### WRITTEN EXERCISE
Copy out all of the data exactly as it appears.
** start of MATERIAL **
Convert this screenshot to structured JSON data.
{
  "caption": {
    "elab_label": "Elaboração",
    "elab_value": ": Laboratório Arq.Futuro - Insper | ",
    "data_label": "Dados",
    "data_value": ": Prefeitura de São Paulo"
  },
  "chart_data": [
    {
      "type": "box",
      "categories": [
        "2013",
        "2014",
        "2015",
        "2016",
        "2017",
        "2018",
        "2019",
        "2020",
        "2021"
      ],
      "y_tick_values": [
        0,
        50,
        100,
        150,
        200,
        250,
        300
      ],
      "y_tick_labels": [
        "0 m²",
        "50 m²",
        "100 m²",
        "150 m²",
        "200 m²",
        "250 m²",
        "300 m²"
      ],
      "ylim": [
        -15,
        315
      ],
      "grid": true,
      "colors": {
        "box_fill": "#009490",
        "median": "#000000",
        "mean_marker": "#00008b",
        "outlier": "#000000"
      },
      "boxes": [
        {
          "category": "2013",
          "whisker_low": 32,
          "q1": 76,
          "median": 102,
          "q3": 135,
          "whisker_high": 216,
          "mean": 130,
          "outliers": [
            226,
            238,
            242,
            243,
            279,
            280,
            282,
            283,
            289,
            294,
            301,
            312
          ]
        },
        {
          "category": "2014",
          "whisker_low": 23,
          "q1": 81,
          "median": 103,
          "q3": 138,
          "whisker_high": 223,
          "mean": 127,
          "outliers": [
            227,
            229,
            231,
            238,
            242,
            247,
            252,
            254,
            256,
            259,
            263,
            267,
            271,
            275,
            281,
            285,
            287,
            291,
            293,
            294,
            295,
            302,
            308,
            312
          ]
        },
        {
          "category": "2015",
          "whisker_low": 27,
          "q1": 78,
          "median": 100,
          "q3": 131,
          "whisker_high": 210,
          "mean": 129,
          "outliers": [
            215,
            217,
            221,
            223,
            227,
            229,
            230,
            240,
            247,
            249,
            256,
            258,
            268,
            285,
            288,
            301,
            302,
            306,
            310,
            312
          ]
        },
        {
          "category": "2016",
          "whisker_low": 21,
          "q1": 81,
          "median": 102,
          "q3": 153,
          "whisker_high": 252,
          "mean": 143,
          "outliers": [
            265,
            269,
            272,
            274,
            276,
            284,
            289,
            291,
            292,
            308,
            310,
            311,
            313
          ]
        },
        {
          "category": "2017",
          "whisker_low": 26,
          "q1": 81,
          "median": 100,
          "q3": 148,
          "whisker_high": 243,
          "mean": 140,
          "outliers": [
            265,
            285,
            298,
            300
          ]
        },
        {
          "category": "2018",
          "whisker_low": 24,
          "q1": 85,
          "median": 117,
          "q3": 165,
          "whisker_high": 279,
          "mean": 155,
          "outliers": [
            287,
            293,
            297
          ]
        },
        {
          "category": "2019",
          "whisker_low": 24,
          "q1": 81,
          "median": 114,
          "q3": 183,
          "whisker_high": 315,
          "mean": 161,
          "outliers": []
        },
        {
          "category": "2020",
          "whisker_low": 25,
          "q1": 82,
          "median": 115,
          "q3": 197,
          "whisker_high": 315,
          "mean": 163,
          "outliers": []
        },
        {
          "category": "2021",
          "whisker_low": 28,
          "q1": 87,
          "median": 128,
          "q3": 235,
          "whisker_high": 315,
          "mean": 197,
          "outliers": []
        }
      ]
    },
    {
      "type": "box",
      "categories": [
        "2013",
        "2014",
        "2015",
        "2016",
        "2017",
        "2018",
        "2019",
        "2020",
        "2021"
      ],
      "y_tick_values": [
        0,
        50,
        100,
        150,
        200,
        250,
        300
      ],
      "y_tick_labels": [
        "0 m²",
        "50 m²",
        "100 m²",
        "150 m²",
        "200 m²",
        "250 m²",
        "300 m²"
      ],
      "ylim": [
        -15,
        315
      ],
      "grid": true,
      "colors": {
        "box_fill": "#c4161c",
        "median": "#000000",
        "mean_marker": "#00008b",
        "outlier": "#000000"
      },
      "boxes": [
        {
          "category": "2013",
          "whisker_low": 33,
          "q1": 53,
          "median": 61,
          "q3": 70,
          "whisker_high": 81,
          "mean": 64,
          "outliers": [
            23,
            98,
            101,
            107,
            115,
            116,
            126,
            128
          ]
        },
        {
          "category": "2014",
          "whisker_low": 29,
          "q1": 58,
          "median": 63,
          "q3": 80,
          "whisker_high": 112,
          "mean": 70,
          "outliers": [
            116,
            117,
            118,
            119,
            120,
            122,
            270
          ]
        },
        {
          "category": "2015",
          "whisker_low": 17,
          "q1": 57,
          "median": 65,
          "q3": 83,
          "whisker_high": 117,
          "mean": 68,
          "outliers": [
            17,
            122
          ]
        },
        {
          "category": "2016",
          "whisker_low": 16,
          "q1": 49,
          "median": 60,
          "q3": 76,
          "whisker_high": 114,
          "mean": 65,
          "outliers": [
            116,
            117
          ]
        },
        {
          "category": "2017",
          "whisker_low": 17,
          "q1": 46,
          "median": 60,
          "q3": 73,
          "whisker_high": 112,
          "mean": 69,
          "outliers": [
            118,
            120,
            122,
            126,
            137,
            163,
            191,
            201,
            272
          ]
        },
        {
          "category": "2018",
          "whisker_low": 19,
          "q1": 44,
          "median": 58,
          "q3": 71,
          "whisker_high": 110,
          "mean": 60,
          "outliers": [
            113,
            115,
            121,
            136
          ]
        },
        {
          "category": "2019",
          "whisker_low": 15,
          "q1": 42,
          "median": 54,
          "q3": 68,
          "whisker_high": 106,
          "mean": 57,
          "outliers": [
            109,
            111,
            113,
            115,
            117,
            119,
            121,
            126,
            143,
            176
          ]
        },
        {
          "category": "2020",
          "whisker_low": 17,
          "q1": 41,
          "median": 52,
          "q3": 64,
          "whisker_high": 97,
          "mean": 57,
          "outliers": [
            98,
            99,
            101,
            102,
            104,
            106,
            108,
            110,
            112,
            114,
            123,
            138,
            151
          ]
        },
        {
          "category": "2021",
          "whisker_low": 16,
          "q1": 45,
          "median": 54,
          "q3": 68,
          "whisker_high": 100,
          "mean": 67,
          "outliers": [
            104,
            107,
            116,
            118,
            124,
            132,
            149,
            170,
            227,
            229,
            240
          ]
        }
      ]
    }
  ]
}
** end of MATERIAL **
### SOLUTION
Convert this screenshot to structured JSON data.
{
  "caption": {
    "elab_label": "Elaboração",
    "elab_value": ": Laboratório Arq.Futuro - Insper | ",
    "data_label": "Dados",
    "data_value": ": Prefeitura de São Paulo"
  },
  "chart_data": [
    {
      "type": "box",
      "categories": [
        "2013",
        "2014",
        "2015",
        "2016",
        "2017",
        "2018",
        "2019",
        "2020",
        "2021"
      ],
      "y_tick_values": [
        0,
        50,
        100,
        150,
        200,
        250,
        300
      ],
      "y_tick_labels": [
        "0 m²",
        "50 m²",
        "100 m²",
        "150 m²",
        "200 m²",
        "250 m²",
        "300 m²"
      ],
      "ylim": [
        -15,
        315
      ],
      "grid": true,
      "colors": {
        "box_fill": "#009490",
        "median": "#000000",
        "mean_marker": "#00008b",
        "outlier": "#000000"
      },
      "boxes": [
        {
          "category": "2013",
          "whisker_low": 32,
          "q1": 76,
          "median": 102,
          "q3": 135,
          "whisker_high": 216,
          "mean": 130,
          "outliers": [
            226,
            238,
            242,
            243,
            279,
            280,
            282,
            283,
            289,
            294,
            301,
            312
          ]
        },
        {
          "category": "2014",
          "whisker_low": 23,
          "q1": 81,
          "median": 103,
          "q3": 138,
          "whisker_high": 223,
          "mean": 127,
          "outliers": [
            227,
            229,
            231,
            238,
            242,
            247,
            252,
            254,
            256,
            259,
            263,
            267,
            271,
            275,
            281,
            285,
            287,
            291,
            293,
            294,
            295,
            302,
            308,
            312
          ]
        },
        {
          "category": "2015",
          "whisker_low": 27,
          "q1": 78,
          "median": 100,
          "q3": 131,
          "whisker_high": 210,
          "mean": 129,
          "outliers": [
            215,
            217,
            221,
            223,
            227,
            229,
            230,
            240,
            247,
            249,
            256,
            258,
            268,
            285,
            288,
            301,
            302,
            306,
            310,
            312
          ]
        },
        {
          "category": "2016",
          "whisker_low": 21,
          "q1": 81,
          "median": 102,
          "q3": 153,
          "whisker_high": 252,
          "mean": 143,
          "outliers": [
            265,
            269,
            272,
            274,
            276,
            284,
            289,
            291,
            292,
            308,
            310,
            311,
            313
          ]
        },
        {
          "category": "2017",
          "whisker_low": 26,
          "q1": 81,
          "median": 100,
          "q3": 148,
          "whisker_high": 243,
          "mean": 140,
          "outliers": [
            265,
            285,
            298,
            300
          ]
        },
        {
          "category": "2018",
          "whisker_low": 24,
          "q1": 85,
          "median": 117,
          "q3": 165,
          "whisker_high": 279,
          "mean": 155,
          "outliers": [
            287,
            293,
            297
          ]
        },
        {
          "category": "2019",
          "whisker_low": 24,
          "q1": 81,
          "median": 114,
          "q3": 183,
          "whisker_high": 315,
          "mean": 161,
          "outliers": []
        },
        {
          "category": "2020",
          "whisker_low": 25,
          "q1": 82,
          "median": 115,
          "q3": 197,
          "whisker_high": 315,
          "mean": 163,
          "outliers": []
        },
        {
          "category": "2021",
          "whisker_low": 28,
          "q1": 87,
          "median": 128,
          "q3": 235,
          "whisker_high": 315,
          "mean": 197,
          "outliers": []
        }
      ]
    },
    {
      "type": "box",
      "categories": [
        "2013",
        "2014",
        "2015",
        "2016",
        "2017",
        "2018",
        "2019",
        "2020",
        "2021"
      ],
      "y_tick_values": [
        0,
        50,
        100,
        150,
        200,
        250,
        300
      ],
      "y_tick_labels": [
        "0 m²",
        "50 m²",
        "100 m²",
        "150 m²",
        "200 m²",
        "250 m²",
        "300 m²"
      ],
      "ylim": [
        -15,
        315
      ],
      "grid": true,
      "colors": {
        "box_fill": "#c4161c",
        "median": "#000000",
        "mean_marker": "#00008b",
        "outlier": "#000000"
      },
      "boxes": [
        {
          "category": "2013",
          "whisker_low": 33,
          "q1": 53,
          "median": 61,
          "q3": 70,
          "whisker_high": 81,
          "mean": 64,
          "outliers": [
            23,
            98,
            101,
            107,
            115,
            116,
            126,
            128
          ]
        },
        {
          "category": "2014",
          "whisker_low": 29,
          "q1": 58,
          "median": 63,
          "q3": 80,
          "whisker_high": 112,
          "mean": 70,
          "outliers": [
            116,
            117,
            118,
            119,
            120,
            122,
            270
          ]
        },
        {
          "category": "2015",
          "whisker_low": 17,
          "q1": 57,
          "median": 65,
          "q3": 83,
          "whisker_high": 117,
          "mean": 68,
          "outliers": [
            17,
            122
          ]
        },
        {
          "category": "2016",
          "whisker_low": 16,
          "q1": 49,
          "median": 60,
          "q3": 76,
          "whisker_high": 114,
          "mean": 65,
          "outliers": [
            116,
            117
          ]
        },
        {
          "category": "2017",
          "whisker_low": 17,
          "q1": 46,
          "median": 60,
          "q3": 73,
          "whisker_high": 112,
          "mean": 69,
          "outliers": [
            118,
            120,
            122,
            126,
            137,
            163,
            191,
            201,
            272
          ]
        },
        {
          "category": "2018",
          "whisker_low": 19,
          "q1": 44,
          "median": 58,
          "q3": 71,
          "whisker_high": 110,
          "mean": 60,
          "outliers": [
            113,
            115,
            121,
            136
          ]
        },
        {
          "category": "2019",
          "whisker_low": 15,
          "q1": 42,
          "median": 54,
          "q3": 68,
          "whisker_high": 106,
          "mean": 57,
          "outliers": [
            109,
            111,
            113,
            115,
            117,
            119,
            121,
            126,
            143,
            176
          ]
        },
        {
          "category": "2020",
          "whisker_low": 17,
          "q1": 41,
          "median": 52,
          "q3": 64,
          "whisker_high": 97,
          "mean": 57,
          "outliers": [
            98,
            99,
            101,
            102,
            104,
            106,
            108,
            110,
            112,
            114,
            123,
            138,
            151
          ]
        },
        {
          "category": "2021",
          "whisker_low": 16,
          "q1": 45,
          "median": 54,
          "q3": 68,
          "whisker_high": 100,
          "mean": 67,
          "outliers": [
            104,
            107,
            116,
            118,
            124,
            132,
            149,
            170,
            227,
            229,
            240
          ]
        }
      ]
    }
  ]
}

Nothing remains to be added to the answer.